DESCRIPTION OF THE TASK: Scan the listing below. Report each line that includes "Nino".

Dataset entries on figures:
———

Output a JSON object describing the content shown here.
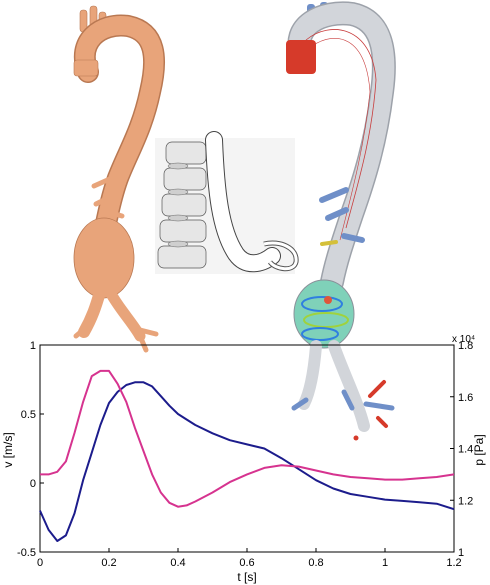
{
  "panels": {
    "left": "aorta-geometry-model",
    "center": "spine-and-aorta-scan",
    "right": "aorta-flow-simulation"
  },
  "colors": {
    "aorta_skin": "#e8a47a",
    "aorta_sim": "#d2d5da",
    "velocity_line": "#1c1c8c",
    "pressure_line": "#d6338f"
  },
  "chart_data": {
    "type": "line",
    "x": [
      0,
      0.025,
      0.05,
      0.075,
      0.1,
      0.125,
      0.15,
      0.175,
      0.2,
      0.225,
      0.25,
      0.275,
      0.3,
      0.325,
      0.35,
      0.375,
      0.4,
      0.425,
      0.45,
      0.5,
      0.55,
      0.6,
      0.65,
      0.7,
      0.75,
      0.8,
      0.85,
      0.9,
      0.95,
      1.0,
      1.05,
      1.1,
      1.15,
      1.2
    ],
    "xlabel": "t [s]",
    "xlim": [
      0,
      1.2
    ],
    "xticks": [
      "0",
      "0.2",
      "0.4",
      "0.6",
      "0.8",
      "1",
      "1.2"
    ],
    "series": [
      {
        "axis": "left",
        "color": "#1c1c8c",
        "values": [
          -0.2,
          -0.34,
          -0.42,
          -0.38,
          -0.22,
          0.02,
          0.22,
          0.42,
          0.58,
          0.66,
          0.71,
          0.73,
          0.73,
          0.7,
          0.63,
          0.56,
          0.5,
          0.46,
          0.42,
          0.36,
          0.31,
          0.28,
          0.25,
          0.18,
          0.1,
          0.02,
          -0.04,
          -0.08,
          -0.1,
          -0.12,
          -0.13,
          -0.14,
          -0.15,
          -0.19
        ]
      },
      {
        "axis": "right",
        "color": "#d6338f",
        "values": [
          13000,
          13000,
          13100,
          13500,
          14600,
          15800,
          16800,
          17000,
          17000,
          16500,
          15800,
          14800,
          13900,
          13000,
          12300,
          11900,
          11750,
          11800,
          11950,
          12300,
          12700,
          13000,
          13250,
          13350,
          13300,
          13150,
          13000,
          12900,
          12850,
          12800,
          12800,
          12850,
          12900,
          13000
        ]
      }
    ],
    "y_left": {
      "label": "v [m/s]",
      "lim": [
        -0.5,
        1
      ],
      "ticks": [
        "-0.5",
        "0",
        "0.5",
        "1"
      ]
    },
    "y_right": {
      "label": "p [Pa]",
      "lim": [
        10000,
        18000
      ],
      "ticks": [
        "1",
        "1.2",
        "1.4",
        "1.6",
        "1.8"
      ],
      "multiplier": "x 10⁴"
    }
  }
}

———

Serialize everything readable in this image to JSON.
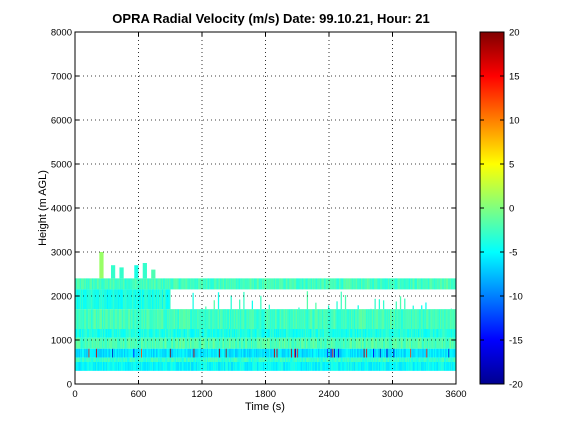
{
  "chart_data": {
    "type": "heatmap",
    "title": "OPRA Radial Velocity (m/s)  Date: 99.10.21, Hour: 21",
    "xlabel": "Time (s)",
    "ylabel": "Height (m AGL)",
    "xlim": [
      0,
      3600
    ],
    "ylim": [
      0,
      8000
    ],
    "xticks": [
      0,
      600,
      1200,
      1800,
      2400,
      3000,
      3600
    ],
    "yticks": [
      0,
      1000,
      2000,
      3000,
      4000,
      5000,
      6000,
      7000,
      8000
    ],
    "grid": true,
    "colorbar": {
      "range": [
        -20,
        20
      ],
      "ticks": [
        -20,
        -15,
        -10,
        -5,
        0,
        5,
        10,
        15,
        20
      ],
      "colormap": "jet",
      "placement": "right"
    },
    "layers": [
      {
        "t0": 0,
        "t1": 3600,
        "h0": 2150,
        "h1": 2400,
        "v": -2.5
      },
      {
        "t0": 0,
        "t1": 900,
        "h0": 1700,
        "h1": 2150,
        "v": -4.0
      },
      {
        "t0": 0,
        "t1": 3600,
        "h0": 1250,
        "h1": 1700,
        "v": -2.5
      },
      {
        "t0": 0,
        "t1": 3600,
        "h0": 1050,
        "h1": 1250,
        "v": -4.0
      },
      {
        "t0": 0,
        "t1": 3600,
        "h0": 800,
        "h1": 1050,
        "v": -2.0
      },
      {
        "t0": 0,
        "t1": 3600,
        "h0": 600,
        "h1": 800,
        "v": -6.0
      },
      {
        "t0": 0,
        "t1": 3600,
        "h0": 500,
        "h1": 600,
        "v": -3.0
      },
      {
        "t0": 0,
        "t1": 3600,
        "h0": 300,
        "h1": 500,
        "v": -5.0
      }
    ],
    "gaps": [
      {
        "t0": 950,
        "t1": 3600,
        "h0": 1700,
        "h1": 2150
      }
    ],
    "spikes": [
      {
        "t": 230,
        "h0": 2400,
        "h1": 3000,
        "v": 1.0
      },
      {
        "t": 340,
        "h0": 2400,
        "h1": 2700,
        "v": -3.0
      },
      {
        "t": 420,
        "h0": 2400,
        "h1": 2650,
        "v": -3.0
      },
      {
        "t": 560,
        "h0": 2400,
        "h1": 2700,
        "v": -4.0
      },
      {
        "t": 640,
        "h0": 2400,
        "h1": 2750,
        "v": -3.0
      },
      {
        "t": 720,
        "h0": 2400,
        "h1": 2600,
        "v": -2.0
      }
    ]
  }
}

———

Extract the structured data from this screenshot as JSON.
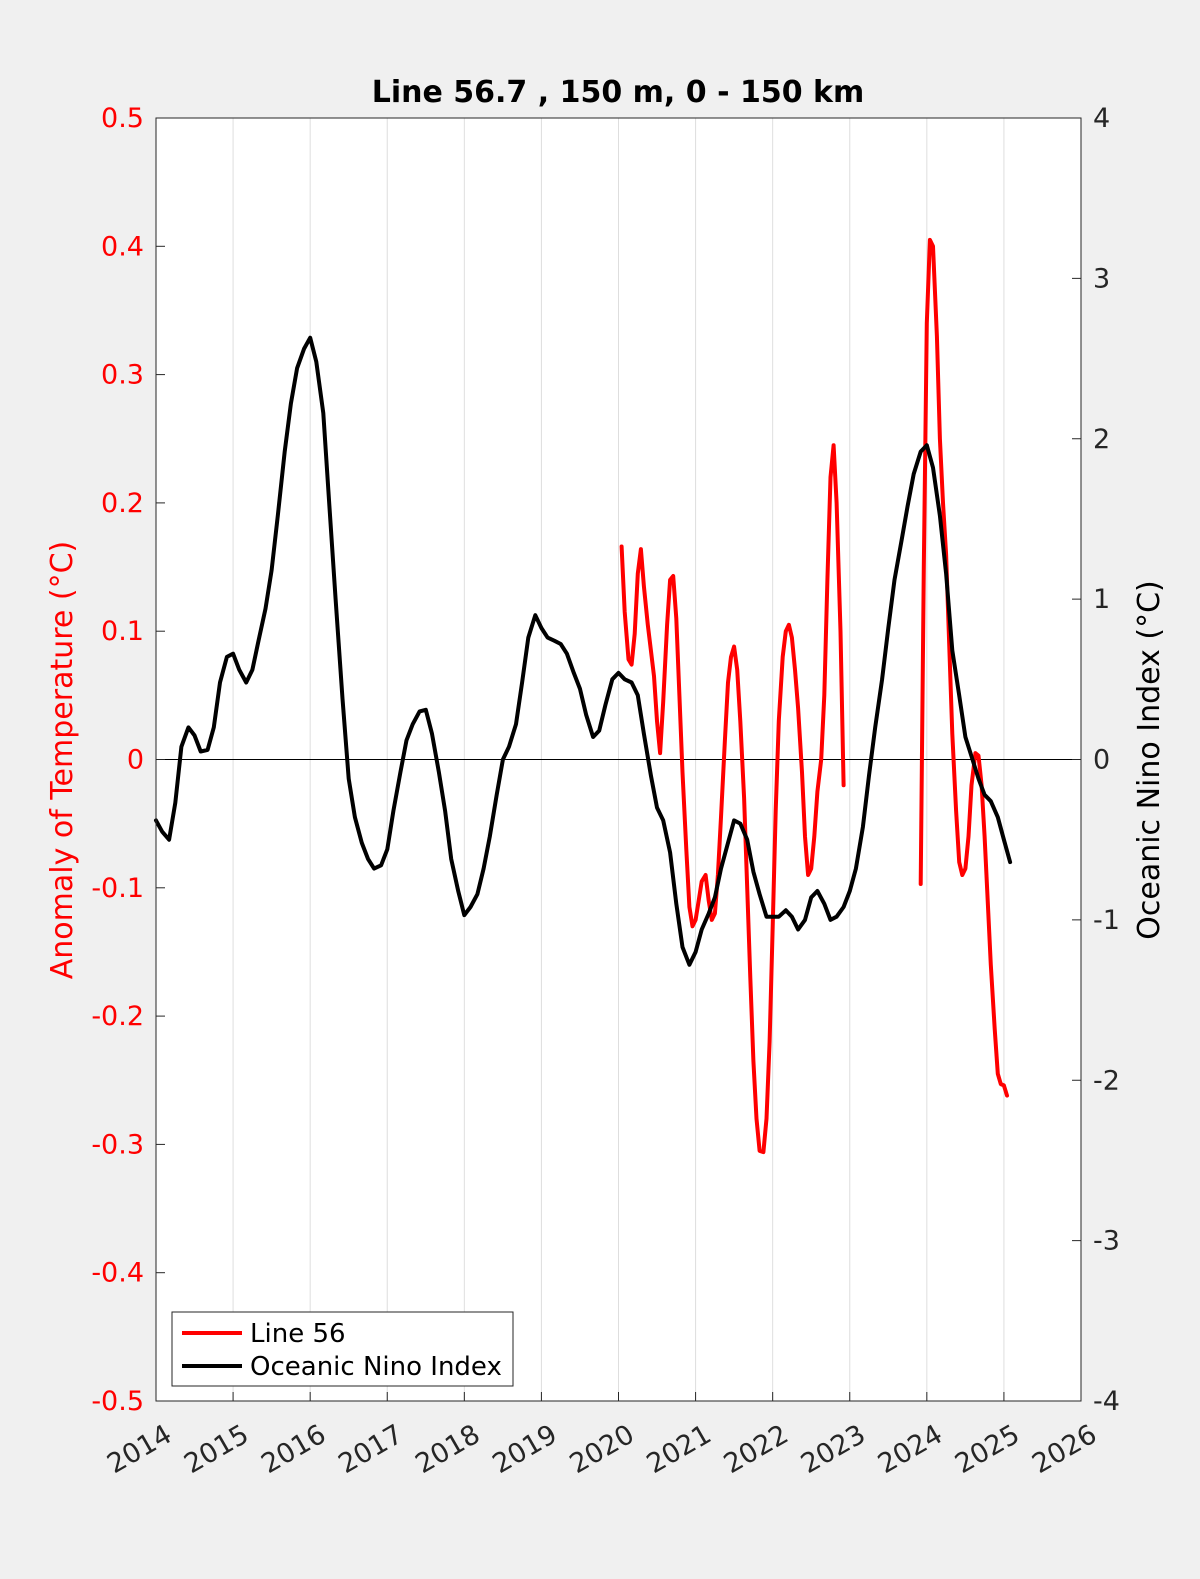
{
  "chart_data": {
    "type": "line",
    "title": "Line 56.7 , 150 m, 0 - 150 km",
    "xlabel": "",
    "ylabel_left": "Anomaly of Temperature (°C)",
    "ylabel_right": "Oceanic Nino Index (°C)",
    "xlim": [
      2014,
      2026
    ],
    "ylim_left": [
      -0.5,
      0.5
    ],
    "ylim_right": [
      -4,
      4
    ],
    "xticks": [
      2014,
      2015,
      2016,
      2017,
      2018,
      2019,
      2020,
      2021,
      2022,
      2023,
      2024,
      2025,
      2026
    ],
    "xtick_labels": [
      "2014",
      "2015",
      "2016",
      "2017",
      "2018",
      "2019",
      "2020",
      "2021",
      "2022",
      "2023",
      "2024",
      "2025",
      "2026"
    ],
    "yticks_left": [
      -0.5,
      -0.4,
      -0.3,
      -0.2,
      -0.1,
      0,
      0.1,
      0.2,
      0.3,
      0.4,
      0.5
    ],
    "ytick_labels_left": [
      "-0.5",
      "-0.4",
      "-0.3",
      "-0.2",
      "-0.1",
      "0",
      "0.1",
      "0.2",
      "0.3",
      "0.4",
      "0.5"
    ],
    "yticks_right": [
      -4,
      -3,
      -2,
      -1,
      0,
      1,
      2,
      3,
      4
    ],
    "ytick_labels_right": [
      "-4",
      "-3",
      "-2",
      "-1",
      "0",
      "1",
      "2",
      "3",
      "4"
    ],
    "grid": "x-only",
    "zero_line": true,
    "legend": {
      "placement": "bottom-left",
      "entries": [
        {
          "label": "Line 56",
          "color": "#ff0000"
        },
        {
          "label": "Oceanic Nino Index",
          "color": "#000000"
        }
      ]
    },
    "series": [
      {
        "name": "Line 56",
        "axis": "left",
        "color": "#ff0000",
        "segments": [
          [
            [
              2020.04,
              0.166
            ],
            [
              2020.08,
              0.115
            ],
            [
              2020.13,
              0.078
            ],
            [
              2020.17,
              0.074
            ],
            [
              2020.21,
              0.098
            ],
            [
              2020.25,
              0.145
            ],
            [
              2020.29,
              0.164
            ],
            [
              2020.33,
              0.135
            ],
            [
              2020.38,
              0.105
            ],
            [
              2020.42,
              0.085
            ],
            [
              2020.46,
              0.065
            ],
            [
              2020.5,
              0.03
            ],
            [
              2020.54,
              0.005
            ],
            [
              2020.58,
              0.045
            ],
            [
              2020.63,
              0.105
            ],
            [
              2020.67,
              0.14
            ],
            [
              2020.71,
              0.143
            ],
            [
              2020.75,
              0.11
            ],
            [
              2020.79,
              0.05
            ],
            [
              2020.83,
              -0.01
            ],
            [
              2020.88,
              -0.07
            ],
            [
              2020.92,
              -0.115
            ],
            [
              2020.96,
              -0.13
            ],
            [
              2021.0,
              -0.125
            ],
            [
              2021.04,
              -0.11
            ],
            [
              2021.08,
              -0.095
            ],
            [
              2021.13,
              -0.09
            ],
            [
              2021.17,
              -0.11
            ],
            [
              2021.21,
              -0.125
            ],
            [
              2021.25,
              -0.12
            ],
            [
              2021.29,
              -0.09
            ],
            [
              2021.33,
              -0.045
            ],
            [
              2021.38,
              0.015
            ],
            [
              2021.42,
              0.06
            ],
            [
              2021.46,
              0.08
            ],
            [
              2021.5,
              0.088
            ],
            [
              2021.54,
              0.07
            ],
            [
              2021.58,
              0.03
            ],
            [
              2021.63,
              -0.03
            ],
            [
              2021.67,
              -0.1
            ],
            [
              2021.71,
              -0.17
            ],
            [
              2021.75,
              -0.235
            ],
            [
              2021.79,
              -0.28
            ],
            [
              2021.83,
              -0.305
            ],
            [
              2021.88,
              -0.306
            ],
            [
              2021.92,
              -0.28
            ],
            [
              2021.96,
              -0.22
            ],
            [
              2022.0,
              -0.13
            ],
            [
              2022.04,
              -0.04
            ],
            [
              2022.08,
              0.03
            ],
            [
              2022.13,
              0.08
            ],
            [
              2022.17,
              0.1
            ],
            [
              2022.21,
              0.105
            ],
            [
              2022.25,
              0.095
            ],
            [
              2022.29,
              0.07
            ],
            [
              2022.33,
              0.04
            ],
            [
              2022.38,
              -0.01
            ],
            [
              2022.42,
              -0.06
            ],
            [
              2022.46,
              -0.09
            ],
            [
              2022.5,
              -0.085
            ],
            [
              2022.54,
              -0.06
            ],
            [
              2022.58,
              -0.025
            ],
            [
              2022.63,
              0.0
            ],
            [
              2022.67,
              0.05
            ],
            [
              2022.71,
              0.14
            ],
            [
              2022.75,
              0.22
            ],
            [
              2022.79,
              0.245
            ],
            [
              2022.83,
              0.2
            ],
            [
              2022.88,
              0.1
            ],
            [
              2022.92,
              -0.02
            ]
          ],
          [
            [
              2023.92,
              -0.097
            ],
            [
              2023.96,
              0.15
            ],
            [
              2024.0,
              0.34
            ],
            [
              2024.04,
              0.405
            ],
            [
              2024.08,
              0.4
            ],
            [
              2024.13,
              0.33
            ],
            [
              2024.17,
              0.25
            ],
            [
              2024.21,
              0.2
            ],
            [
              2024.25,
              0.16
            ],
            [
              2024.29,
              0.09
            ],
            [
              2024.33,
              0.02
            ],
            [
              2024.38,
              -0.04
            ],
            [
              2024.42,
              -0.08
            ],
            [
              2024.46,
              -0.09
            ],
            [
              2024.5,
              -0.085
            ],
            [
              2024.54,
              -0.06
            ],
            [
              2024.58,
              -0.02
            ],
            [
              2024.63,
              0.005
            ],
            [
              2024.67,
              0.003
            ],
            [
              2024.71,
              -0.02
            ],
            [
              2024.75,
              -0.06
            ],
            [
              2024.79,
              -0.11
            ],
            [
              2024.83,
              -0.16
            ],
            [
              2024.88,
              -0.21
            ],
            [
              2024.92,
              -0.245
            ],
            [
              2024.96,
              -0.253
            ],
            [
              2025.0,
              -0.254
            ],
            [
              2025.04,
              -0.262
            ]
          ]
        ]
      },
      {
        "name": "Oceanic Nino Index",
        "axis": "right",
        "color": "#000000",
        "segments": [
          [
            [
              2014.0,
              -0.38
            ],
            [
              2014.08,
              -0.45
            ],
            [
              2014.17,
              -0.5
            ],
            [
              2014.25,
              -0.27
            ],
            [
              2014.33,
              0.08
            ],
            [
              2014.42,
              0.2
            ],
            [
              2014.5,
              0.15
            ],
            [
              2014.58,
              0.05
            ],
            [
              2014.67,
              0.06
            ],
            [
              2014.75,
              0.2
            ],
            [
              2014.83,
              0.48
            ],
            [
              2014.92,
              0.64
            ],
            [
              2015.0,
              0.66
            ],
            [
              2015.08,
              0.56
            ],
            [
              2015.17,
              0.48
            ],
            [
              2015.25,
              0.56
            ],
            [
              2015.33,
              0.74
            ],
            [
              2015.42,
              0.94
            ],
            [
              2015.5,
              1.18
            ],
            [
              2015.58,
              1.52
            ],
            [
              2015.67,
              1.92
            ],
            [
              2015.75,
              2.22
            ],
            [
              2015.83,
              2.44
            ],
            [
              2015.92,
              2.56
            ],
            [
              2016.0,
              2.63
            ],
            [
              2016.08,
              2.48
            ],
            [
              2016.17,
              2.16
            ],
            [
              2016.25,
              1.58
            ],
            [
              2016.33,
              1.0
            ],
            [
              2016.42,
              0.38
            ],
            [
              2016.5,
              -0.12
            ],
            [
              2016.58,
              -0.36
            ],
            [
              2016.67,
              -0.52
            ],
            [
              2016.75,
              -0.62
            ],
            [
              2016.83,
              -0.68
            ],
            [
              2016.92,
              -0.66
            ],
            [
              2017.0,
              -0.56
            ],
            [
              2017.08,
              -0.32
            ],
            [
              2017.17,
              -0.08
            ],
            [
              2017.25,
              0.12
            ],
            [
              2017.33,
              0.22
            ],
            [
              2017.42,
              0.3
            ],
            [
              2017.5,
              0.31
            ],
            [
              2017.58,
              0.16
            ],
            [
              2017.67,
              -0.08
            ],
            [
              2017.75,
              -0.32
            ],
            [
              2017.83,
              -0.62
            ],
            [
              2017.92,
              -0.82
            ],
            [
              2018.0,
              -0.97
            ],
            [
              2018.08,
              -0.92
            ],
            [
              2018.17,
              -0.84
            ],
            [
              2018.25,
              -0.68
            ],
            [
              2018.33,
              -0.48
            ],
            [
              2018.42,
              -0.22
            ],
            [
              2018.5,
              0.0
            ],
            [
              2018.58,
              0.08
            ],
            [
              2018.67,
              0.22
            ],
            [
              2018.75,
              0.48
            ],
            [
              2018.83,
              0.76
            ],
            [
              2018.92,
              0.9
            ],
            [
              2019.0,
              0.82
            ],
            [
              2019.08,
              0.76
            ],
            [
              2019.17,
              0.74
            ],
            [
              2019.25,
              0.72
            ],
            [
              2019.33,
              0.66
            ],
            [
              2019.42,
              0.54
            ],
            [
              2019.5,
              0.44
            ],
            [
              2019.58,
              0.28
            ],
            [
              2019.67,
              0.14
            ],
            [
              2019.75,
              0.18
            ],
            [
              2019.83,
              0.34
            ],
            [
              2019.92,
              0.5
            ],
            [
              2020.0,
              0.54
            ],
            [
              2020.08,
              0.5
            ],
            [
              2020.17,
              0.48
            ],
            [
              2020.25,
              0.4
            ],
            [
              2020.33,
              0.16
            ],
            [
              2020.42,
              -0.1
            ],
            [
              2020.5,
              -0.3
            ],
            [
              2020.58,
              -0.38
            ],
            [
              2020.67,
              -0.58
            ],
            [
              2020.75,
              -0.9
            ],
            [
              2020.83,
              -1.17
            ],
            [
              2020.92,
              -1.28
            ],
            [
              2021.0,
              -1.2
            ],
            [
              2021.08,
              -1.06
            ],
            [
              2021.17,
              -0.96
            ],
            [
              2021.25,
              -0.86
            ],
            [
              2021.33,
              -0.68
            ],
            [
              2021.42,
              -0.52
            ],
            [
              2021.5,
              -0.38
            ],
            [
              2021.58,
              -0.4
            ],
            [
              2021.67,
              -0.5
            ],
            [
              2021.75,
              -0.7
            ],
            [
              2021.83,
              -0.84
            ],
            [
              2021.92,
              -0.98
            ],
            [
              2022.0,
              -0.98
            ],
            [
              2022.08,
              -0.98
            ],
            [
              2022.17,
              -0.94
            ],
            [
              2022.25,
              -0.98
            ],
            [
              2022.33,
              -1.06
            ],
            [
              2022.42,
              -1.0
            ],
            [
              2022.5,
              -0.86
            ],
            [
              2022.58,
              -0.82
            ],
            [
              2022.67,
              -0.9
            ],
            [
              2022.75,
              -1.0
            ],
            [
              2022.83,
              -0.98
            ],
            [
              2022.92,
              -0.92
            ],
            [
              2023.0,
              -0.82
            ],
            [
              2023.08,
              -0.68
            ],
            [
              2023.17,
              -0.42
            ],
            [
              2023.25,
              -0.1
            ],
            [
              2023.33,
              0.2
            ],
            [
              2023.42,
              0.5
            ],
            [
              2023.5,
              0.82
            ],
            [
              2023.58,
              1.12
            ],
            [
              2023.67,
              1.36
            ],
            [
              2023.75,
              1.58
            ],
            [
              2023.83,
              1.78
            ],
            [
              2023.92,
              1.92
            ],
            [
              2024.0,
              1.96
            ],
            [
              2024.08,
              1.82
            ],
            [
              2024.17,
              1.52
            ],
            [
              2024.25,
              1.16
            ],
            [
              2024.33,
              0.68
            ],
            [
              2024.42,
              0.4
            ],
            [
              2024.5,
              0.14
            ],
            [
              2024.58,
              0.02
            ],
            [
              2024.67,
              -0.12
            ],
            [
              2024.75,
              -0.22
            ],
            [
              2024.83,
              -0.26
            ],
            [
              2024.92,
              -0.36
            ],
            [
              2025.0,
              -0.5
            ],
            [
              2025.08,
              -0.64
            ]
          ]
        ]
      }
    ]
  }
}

———

ANSWER TO THE PROBLEM:
    "ylabel_right": "Oceanic Nino Index (°C)",
          "label": "Oceanic Nino Index",
        "name": "Oceanic Nino Index",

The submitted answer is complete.